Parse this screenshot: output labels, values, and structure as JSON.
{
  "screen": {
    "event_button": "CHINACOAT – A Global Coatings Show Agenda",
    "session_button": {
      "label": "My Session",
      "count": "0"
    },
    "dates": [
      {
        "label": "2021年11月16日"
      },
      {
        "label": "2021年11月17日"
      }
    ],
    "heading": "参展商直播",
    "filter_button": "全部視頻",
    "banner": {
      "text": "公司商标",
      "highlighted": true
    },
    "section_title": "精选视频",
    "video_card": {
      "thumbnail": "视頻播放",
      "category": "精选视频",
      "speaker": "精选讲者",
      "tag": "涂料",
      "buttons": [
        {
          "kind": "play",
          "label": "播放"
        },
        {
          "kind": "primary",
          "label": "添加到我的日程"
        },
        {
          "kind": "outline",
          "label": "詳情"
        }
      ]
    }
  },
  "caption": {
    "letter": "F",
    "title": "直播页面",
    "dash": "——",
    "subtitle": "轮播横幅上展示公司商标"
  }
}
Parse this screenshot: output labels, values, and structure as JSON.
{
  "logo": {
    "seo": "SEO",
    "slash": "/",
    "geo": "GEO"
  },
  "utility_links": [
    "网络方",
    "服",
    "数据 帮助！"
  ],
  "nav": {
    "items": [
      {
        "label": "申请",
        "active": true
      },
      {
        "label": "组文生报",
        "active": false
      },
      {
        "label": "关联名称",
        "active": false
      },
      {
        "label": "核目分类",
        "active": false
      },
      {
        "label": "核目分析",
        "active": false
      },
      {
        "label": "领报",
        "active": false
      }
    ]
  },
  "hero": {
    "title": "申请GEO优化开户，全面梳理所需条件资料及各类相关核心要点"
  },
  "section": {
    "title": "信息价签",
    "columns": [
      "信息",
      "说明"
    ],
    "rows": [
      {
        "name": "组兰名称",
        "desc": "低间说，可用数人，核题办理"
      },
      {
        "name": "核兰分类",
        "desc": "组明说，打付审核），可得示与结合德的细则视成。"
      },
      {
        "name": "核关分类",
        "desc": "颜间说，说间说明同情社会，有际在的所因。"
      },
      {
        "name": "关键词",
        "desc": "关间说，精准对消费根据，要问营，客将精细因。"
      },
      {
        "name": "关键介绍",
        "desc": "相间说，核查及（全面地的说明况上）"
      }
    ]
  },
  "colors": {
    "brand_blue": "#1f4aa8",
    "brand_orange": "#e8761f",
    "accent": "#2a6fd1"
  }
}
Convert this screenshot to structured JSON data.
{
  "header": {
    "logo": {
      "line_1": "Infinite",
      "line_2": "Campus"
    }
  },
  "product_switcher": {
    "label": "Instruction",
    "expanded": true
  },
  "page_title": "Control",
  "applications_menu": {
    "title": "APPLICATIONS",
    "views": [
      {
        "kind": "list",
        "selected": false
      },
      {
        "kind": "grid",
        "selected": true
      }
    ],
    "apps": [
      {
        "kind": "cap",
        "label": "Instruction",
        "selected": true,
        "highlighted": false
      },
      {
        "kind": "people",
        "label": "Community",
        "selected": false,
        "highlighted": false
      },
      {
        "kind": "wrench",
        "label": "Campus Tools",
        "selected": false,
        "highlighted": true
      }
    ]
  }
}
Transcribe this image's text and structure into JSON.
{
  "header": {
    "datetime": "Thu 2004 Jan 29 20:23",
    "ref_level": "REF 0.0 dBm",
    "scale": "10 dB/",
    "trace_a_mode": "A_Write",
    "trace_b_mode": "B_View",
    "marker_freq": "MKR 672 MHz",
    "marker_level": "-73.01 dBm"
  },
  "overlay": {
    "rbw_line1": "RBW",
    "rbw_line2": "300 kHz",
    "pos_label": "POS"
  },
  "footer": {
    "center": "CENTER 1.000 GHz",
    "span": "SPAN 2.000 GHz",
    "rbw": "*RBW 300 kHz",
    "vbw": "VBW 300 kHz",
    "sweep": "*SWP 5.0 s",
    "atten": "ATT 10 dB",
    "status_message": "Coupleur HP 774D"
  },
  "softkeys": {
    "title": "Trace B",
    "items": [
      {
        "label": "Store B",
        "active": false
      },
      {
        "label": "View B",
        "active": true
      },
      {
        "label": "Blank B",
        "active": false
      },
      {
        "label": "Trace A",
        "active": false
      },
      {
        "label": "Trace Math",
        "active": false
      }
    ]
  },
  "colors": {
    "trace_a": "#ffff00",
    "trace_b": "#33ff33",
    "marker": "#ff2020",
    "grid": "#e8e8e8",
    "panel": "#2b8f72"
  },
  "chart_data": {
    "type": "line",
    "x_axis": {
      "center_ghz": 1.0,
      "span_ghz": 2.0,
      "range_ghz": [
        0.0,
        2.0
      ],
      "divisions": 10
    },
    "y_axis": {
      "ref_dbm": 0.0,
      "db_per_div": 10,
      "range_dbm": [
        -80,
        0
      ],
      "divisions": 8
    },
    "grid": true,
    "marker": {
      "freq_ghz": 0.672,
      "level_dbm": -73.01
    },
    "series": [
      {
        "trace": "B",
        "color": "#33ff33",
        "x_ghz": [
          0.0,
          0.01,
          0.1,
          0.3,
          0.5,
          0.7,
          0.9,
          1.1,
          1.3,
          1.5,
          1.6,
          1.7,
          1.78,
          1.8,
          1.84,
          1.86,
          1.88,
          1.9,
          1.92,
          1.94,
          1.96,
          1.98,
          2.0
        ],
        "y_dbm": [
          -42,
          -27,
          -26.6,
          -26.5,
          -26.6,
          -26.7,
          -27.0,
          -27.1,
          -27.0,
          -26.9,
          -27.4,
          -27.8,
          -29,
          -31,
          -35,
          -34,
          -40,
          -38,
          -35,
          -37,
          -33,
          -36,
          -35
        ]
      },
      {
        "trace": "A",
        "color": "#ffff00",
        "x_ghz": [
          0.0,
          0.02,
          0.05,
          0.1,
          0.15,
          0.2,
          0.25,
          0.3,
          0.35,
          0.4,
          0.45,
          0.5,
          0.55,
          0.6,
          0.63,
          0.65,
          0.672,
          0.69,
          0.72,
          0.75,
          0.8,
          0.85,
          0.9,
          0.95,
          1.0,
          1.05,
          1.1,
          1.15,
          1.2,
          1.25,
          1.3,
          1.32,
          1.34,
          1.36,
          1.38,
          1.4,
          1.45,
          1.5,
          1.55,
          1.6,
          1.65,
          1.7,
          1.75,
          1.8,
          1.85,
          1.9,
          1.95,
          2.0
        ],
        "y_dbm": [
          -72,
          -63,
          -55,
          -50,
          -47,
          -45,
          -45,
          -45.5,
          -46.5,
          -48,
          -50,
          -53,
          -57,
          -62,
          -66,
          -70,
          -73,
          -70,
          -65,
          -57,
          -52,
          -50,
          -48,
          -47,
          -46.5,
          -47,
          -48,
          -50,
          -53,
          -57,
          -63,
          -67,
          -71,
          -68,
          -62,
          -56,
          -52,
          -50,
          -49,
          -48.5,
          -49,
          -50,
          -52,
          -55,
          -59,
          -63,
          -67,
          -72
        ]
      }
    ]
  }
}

» **GIVEN TASK**: Using the exact wording, write out all of the records.

» **FINAL ANSWER**:
Parse this screenshot: output labels, values, and structure as JSON.
{
  "screen": {
    "event_button": "CHINACOAT – A Global Coatings Show Agenda",
    "session_button": {
      "label": "My Session",
      "count": "0"
    },
    "dates": [
      {
        "label": "2021年11月16日"
      },
      {
        "label": "2021年11月17日"
      }
    ],
    "heading": "参展商直播",
    "filter_button": "全部視頻",
    "banner": {
      "text": "公司商标",
      "highlighted": true
    },
    "section_title": "精选视频",
    "video_card": {
      "thumbnail": "视頻播放",
      "category": "精选视频",
      "speaker": "精选讲者",
      "tag": "涂料",
      "buttons": [
        {
          "kind": "play",
          "label": "播放"
        },
        {
          "kind": "primary",
          "label": "添加到我的日程"
        },
        {
          "kind": "outline",
          "label": "詳情"
        }
      ]
    }
  },
  "caption": {
    "letter": "F",
    "title": "直播页面",
    "dash": "——",
    "subtitle": "轮播横幅上展示公司商标"
  }
}
Parse this screenshot: output labels, values, and structure as JSON.
{
  "logo": {
    "seo": "SEO",
    "slash": "/",
    "geo": "GEO"
  },
  "utility_links": [
    "网络方",
    "服",
    "数据 帮助！"
  ],
  "nav": {
    "items": [
      {
        "label": "申请",
        "active": true
      },
      {
        "label": "组文生报",
        "active": false
      },
      {
        "label": "关联名称",
        "active": false
      },
      {
        "label": "核目分类",
        "active": false
      },
      {
        "label": "核目分析",
        "active": false
      },
      {
        "label": "领报",
        "active": false
      }
    ]
  },
  "hero": {
    "title": "申请GEO优化开户，全面梳理所需条件资料及各类相关核心要点"
  },
  "section": {
    "title": "信息价签",
    "columns": [
      "信息",
      "说明"
    ],
    "rows": [
      {
        "name": "组兰名称",
        "desc": "低间说，可用数人，核题办理"
      },
      {
        "name": "核兰分类",
        "desc": "组明说，打付审核），可得示与结合德的细则视成。"
      },
      {
        "name": "核关分类",
        "desc": "颜间说，说间说明同情社会，有际在的所因。"
      },
      {
        "name": "关键词",
        "desc": "关间说，精准对消费根据，要问营，客将精细因。"
      },
      {
        "name": "关键介绍",
        "desc": "相间说，核查及（全面地的说明况上）"
      }
    ]
  },
  "colors": {
    "brand_blue": "#1f4aa8",
    "brand_orange": "#e8761f",
    "accent": "#2a6fd1"
  }
}
Convert this screenshot to structured JSON data.
{
  "header": {
    "logo": {
      "line_1": "Infinite",
      "line_2": "Campus"
    }
  },
  "product_switcher": {
    "label": "Instruction",
    "expanded": true
  },
  "page_title": "Control",
  "applications_menu": {
    "title": "APPLICATIONS",
    "views": [
      {
        "kind": "list",
        "selected": false
      },
      {
        "kind": "grid",
        "selected": true
      }
    ],
    "apps": [
      {
        "kind": "cap",
        "label": "Instruction",
        "selected": true,
        "highlighted": false
      },
      {
        "kind": "people",
        "label": "Community",
        "selected": false,
        "highlighted": false
      },
      {
        "kind": "wrench",
        "label": "Campus Tools",
        "selected": false,
        "highlighted": true
      }
    ]
  }
}
Transcribe this image's text and structure into JSON.
{
  "header": {
    "datetime": "Thu 2004 Jan 29 20:23",
    "ref_level": "REF 0.0 dBm",
    "scale": "10 dB/",
    "trace_a_mode": "A_Write",
    "trace_b_mode": "B_View",
    "marker_freq": "MKR 672 MHz",
    "marker_level": "-73.01 dBm"
  },
  "overlay": {
    "rbw_line1": "RBW",
    "rbw_line2": "300 kHz",
    "pos_label": "POS"
  },
  "footer": {
    "center": "CENTER 1.000 GHz",
    "span": "SPAN 2.000 GHz",
    "rbw": "*RBW 300 kHz",
    "vbw": "VBW 300 kHz",
    "sweep": "*SWP 5.0 s",
    "atten": "ATT 10 dB",
    "status_message": "Coupleur HP 774D"
  },
  "softkeys": {
    "title": "Trace B",
    "items": [
      {
        "label": "Store B",
        "active": false
      },
      {
        "label": "View B",
        "active": true
      },
      {
        "label": "Blank B",
        "active": false
      },
      {
        "label": "Trace A",
        "active": false
      },
      {
        "label": "Trace Math",
        "active": false
      }
    ]
  },
  "colors": {
    "trace_a": "#ffff00",
    "trace_b": "#33ff33",
    "marker": "#ff2020",
    "grid": "#e8e8e8",
    "panel": "#2b8f72"
  },
  "chart_data": {
    "type": "line",
    "x_axis": {
      "center_ghz": 1.0,
      "span_ghz": 2.0,
      "range_ghz": [
        0.0,
        2.0
      ],
      "divisions": 10
    },
    "y_axis": {
      "ref_dbm": 0.0,
      "db_per_div": 10,
      "range_dbm": [
        -80,
        0
      ],
      "divisions": 8
    },
    "grid": true,
    "marker": {
      "freq_ghz": 0.672,
      "level_dbm": -73.01
    },
    "series": [
      {
        "trace": "B",
        "color": "#33ff33",
        "x_ghz": [
          0.0,
          0.01,
          0.1,
          0.3,
          0.5,
          0.7,
          0.9,
          1.1,
          1.3,
          1.5,
          1.6,
          1.7,
          1.78,
          1.8,
          1.84,
          1.86,
          1.88,
          1.9,
          1.92,
          1.94,
          1.96,
          1.98,
          2.0
        ],
        "y_dbm": [
          -42,
          -27,
          -26.6,
          -26.5,
          -26.6,
          -26.7,
          -27.0,
          -27.1,
          -27.0,
          -26.9,
          -27.4,
          -27.8,
          -29,
          -31,
          -35,
          -34,
          -40,
          -38,
          -35,
          -37,
          -33,
          -36,
          -35
        ]
      },
      {
        "trace": "A",
        "color": "#ffff00",
        "x_ghz": [
          0.0,
          0.02,
          0.05,
          0.1,
          0.15,
          0.2,
          0.25,
          0.3,
          0.35,
          0.4,
          0.45,
          0.5,
          0.55,
          0.6,
          0.63,
          0.65,
          0.672,
          0.69,
          0.72,
          0.75,
          0.8,
          0.85,
          0.9,
          0.95,
          1.0,
          1.05,
          1.1,
          1.15,
          1.2,
          1.25,
          1.3,
          1.32,
          1.34,
          1.36,
          1.38,
          1.4,
          1.45,
          1.5,
          1.55,
          1.6,
          1.65,
          1.7,
          1.75,
          1.8,
          1.85,
          1.9,
          1.95,
          2.0
        ],
        "y_dbm": [
          -72,
          -63,
          -55,
          -50,
          -47,
          -45,
          -45,
          -45.5,
          -46.5,
          -48,
          -50,
          -53,
          -57,
          -62,
          -66,
          -70,
          -73,
          -70,
          -65,
          -57,
          -52,
          -50,
          -48,
          -47,
          -46.5,
          -47,
          -48,
          -50,
          -53,
          -57,
          -63,
          -67,
          -71,
          -68,
          -62,
          -56,
          -52,
          -50,
          -49,
          -48.5,
          -49,
          -50,
          -52,
          -55,
          -59,
          -63,
          -67,
          -72
        ]
      }
    ]
  }
}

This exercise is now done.